**SUPPLIED PASSAGE**
○ ○ ○

What I Learned From Planning My Parents’ Same-Sex Wedding For Less Than $4,000
When my parents decided to get married seven years ago, there was no romantic proposal. They’d been partners for over ten years at this point and had everything together besides the piece of paper that made it all official and standing. So when they mutually decided, over dinner one day, that they should probably do the thing properly, they immediately looked to me. I was 14, and about to plan a wedding.
The pomp and ceremony of it all — manicures and hair up trials, decisions on table settings and color schemes — was their nightmare, and my dream come true. They wanted something lowkey and personal, but still joyful and celebratory. We neither had the budget for nor wanted a huge, distracting affair. It was, over anything, to be a proud declaration of their love — a kind so often moralized and called into question.
Even at such a young age, I was acutely aware of how different the wedding experience (like so many other things) would be for my parents because of their sexual orientation. Our only attempt at attending a wedding fair left us all feeling dejected. Vendors were either deliberately ignorant of the concept of two brides, or made things difficult and embarrassing by assuming one was the mother of the bride. We came home, and one of my moms even wondered aloud whether she could be a proper bride.
From that moment, it became my mission to plan a wedding for them, not anyone else.
What we spent
- Venue, for ceremony and catering – £2,000 (~$2,435)
- Brides’ dresses – £300 (~$365)
- Bridesmaids’ dresses (excluding alterations) – £50 (~$60)
- Steel band – £250 (~$305)
- Photographer – £100 (~$120)
- DJ – £100 (~$120)
- Decorations – £200 (~$245)
- Cake – £0
- Bridal hair – £0
- Wedding cars – £0
- Total – £3,000 (~$3,655)
What I planned
Our focus was pure love, no frills or fancies. We’d attended a beautiful wedding earlier in the year that had extravagant fireworks displays and exquisite catering, but it also felt a bit empty of love. Instead, the wedding I planned paid no attention to that kind of performance and show. The ceremony happened on the edge of a lake in a small wooden pagoda in front of around 60 people. My cousin and I wore secondhand bridesmaids dresses we’d had altered by a seamstress friend. My mom’s dress was bought for £30 from eBay. I’m not joking.
We utilized anyone and everyone we knew and was willing to help out. Friends DJ’d and made the cake, family did wedding hair and lent the cars they’d emblazoned with pride flags over the traditional bows and ribbons, to get them to the venue on time.
Everything was personal with nothing done just for the sake of it. From the registrar who spoke of love in the hardest circumstances, to their joint “Best Woman” who joined them at the top table, to the James Bond-themed table names and a first dance to J Lo’s “Baby I Love U!” The day painted a whole picture of them as a couple, celebrating the life they’d already had together as they began the next chapter of it.

○ ○ ○

**ACTIONS TO TAKE**
a) Summarize the wedding essay in two sentences.
b) According to the wedding essay, what song was used for the first dance?
c) From the wedding essay, transcribe the part that begins with the words containing "From that moment, it" and ends with "band – £250 (~$305)".

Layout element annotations
○ ○ ○

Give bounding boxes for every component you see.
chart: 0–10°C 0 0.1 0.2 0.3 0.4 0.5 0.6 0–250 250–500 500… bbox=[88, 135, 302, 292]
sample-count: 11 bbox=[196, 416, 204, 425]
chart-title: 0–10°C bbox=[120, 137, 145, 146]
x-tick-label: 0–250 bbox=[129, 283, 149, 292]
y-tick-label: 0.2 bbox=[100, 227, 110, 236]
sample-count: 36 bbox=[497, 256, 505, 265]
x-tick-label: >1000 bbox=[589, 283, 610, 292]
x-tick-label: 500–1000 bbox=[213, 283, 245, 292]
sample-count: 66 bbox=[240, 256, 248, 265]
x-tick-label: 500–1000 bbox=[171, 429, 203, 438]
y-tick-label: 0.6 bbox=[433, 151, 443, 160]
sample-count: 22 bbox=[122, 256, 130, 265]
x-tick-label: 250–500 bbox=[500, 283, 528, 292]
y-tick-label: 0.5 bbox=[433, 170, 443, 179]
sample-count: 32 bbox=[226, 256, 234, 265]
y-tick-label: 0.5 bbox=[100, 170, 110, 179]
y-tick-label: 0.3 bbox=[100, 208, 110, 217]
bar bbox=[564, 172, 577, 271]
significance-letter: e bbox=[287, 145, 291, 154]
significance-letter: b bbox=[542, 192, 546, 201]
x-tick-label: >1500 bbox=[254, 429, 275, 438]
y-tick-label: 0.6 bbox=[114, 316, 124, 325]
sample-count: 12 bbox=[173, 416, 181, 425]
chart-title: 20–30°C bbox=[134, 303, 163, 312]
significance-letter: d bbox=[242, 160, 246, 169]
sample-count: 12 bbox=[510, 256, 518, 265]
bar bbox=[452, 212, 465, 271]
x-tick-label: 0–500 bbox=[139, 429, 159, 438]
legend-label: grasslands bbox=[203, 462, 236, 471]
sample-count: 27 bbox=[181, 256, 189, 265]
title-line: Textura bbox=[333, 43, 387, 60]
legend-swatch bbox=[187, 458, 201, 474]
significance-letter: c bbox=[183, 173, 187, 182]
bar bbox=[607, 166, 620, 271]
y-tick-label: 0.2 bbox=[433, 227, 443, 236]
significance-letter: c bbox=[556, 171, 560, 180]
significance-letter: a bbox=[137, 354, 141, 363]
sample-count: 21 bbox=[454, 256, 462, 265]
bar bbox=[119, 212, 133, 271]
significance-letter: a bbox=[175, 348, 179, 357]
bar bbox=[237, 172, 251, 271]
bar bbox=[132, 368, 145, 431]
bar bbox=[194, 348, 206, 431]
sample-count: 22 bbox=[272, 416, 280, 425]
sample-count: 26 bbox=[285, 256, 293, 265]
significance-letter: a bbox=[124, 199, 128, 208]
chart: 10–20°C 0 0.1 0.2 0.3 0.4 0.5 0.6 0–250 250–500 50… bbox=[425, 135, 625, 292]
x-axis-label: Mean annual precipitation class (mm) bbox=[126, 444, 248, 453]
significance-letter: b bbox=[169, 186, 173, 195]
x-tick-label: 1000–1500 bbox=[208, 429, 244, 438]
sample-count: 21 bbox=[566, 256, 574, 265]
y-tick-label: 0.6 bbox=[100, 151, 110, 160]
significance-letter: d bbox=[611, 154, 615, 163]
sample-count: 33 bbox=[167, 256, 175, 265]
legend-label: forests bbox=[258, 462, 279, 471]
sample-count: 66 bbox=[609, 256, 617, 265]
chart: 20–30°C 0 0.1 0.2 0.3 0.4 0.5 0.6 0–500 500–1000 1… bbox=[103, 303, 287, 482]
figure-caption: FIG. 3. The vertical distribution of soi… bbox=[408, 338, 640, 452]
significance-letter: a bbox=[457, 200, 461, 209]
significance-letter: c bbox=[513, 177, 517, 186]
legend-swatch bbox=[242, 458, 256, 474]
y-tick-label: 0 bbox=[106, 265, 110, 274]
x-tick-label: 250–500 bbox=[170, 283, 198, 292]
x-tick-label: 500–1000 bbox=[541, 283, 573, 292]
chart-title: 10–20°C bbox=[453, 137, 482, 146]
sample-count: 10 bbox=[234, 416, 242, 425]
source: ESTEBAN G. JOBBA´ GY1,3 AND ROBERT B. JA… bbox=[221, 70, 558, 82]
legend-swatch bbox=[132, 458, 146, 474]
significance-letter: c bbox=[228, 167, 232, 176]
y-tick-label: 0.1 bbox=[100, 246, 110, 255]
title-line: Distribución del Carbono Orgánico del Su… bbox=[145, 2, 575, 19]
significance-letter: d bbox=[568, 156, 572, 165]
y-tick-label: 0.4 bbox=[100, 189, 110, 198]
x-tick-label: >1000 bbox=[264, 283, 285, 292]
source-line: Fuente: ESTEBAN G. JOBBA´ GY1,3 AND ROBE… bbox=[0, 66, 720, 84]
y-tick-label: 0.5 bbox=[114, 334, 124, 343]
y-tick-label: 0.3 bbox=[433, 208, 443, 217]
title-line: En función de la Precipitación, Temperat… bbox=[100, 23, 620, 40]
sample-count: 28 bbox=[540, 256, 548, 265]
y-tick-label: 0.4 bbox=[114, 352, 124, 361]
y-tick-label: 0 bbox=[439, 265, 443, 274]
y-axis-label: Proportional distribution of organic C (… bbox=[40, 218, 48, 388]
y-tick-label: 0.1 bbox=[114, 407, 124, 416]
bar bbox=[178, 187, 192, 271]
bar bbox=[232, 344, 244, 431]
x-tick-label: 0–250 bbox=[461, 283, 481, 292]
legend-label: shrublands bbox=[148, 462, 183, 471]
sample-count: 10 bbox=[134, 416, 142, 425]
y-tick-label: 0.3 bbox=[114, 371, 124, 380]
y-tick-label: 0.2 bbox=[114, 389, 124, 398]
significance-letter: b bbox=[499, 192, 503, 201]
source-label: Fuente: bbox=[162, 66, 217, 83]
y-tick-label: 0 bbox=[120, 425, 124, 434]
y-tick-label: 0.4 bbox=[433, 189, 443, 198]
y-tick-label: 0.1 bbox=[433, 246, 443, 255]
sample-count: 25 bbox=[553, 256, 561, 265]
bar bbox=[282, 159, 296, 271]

○ ○ ○

**TASK RESULTS**
a) When the narrator's parents decided to marry after more than ten years as partners, the narrator, then 14, set out to plan a lowkey, personal and joyful wedding for them, especially after a wedding fair where vendors ignored or misread the idea of two brides. The wedding cost £3,000 (~$3,655) in total, with friends and family making the cake, DJing, doing hair and lending cars, and the ceremony took place in a small wooden pagoda on the edge of a lake in front of around 60 people.

b) J Lo's "Baby I Love U!"

c)
From that moment, it became my mission to plan a wedding for them, not anyone else.
What we spent
- Venue, for ceremony and catering – £2,000 (~$2,435)
- Brides’ dresses – £300 (~$365)
- Bridesmaids’ dresses (excluding alterations) – £50 (~$60)
- Steel band – £250 (~$305)